## Problem to work on
Going through the entries below, find how many lines hold "Budget", then give that number alone.

** Recorded data follows **

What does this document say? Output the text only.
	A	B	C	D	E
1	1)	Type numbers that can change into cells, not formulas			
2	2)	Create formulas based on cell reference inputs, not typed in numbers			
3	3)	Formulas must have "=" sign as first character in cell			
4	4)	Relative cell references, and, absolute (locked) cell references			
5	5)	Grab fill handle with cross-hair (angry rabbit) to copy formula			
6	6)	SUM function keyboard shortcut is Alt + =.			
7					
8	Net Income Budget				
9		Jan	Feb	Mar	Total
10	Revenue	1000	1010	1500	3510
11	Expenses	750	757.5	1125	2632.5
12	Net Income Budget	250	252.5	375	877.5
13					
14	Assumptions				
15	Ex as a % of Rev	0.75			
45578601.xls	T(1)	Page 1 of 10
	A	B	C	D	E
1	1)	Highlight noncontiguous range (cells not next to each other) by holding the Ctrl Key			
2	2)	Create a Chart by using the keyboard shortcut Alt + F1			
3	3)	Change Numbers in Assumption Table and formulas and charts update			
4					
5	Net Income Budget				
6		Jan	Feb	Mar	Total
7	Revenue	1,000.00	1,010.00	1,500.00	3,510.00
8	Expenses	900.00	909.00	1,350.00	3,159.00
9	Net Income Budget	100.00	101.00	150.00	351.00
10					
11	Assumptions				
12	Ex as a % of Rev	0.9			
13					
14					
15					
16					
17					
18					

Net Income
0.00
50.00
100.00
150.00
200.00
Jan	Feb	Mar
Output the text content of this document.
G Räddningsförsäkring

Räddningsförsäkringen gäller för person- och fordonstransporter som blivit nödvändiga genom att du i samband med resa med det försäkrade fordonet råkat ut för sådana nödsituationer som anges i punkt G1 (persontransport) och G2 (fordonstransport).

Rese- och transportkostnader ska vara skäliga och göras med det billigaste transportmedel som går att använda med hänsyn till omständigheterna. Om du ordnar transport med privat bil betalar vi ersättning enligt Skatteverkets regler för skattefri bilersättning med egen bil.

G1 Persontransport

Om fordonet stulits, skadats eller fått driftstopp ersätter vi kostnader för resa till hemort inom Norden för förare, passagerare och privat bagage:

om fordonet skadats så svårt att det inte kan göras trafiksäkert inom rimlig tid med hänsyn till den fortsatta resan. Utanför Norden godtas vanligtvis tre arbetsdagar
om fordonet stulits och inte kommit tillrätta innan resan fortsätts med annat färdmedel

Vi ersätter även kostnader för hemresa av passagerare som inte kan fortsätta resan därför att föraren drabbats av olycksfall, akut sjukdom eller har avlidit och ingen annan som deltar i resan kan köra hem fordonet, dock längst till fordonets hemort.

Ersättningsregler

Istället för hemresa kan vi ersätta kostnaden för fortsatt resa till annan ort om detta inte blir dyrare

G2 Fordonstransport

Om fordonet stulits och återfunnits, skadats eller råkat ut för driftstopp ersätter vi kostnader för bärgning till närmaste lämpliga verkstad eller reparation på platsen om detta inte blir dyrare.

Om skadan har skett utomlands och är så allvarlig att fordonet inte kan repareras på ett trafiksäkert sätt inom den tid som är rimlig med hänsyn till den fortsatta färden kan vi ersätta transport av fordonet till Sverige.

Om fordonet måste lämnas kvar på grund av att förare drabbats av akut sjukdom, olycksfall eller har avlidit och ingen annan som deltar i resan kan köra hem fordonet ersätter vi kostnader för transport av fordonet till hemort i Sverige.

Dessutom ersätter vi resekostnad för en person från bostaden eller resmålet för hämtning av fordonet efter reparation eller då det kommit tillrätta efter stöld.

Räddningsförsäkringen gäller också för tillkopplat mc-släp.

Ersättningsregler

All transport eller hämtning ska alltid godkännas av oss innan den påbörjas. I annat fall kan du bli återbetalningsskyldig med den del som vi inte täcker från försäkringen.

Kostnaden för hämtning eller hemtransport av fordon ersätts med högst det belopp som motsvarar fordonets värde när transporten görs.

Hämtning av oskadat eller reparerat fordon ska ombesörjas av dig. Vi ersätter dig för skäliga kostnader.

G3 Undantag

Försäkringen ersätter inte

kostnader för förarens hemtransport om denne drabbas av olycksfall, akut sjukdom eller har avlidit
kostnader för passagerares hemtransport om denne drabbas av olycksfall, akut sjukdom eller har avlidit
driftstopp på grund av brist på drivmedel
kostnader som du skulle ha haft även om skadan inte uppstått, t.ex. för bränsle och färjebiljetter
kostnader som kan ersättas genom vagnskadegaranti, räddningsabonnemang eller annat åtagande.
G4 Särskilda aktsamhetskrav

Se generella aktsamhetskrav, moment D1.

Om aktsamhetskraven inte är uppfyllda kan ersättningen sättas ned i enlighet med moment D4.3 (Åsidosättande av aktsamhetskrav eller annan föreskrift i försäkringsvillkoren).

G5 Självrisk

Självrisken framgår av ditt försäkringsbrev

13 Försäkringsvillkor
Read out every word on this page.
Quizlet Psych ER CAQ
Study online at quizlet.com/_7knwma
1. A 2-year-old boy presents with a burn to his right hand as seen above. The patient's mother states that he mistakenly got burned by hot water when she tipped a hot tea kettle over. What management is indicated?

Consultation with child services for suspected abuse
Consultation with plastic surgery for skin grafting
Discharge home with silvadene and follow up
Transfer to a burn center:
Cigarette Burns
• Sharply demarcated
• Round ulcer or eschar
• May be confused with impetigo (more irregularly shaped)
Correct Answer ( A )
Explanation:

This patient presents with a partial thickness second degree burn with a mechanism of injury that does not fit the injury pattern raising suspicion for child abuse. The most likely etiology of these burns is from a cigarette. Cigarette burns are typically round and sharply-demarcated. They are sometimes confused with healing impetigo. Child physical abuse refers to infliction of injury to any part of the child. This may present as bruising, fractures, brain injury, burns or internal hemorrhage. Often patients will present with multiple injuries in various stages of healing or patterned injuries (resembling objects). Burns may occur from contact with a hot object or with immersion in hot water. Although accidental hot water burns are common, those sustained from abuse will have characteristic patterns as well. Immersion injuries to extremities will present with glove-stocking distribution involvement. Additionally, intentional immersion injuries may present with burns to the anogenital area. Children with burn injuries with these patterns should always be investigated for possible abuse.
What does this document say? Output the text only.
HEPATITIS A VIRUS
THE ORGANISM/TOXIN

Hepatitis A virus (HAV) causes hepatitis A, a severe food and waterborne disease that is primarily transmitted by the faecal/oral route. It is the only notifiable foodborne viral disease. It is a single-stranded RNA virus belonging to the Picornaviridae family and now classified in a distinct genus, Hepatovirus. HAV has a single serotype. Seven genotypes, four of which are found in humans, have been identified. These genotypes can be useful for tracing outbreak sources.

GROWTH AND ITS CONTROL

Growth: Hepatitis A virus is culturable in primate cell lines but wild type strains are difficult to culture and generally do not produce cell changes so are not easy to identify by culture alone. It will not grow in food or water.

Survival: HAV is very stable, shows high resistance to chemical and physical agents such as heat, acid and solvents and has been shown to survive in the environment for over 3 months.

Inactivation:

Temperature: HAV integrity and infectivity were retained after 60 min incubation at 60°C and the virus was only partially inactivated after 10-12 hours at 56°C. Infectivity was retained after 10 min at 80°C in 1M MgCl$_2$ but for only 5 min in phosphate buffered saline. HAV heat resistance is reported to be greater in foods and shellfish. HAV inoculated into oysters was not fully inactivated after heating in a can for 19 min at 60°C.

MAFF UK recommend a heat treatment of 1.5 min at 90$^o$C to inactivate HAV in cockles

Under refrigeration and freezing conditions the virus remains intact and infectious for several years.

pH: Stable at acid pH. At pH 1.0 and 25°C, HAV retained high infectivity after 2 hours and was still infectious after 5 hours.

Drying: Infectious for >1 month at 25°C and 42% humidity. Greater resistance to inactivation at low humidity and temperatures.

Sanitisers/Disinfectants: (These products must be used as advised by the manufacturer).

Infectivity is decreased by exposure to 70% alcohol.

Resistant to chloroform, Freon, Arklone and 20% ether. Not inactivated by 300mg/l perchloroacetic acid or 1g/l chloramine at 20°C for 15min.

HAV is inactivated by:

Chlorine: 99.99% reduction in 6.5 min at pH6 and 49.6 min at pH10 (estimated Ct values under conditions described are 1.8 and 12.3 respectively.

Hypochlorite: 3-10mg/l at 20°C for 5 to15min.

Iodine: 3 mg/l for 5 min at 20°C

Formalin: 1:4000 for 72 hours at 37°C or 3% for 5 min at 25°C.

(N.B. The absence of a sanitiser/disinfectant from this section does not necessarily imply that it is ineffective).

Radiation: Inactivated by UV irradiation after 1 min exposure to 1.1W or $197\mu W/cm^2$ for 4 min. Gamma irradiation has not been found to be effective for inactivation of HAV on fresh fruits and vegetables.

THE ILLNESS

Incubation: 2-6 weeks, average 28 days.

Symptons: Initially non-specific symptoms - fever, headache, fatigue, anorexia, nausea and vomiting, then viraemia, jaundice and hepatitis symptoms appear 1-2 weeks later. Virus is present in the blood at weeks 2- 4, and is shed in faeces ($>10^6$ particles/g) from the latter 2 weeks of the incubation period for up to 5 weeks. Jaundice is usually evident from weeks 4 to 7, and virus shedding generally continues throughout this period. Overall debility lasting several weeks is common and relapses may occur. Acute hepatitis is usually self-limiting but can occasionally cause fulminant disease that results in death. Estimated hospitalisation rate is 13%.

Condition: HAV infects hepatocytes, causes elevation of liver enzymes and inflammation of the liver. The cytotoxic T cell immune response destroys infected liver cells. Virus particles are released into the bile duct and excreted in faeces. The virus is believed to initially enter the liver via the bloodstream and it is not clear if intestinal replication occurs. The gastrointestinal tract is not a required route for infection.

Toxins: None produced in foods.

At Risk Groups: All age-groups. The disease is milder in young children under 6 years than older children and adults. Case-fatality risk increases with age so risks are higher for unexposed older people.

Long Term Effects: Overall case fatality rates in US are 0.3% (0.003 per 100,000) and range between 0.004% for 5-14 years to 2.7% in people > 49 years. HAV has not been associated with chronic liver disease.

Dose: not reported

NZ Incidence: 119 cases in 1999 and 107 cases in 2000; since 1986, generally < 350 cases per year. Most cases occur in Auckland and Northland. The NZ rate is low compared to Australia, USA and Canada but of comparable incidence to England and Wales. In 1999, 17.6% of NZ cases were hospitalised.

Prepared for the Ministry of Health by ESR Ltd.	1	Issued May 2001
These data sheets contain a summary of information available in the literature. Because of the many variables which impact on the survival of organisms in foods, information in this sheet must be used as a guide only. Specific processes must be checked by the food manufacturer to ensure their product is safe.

** End of Recorded data **

## Task result
4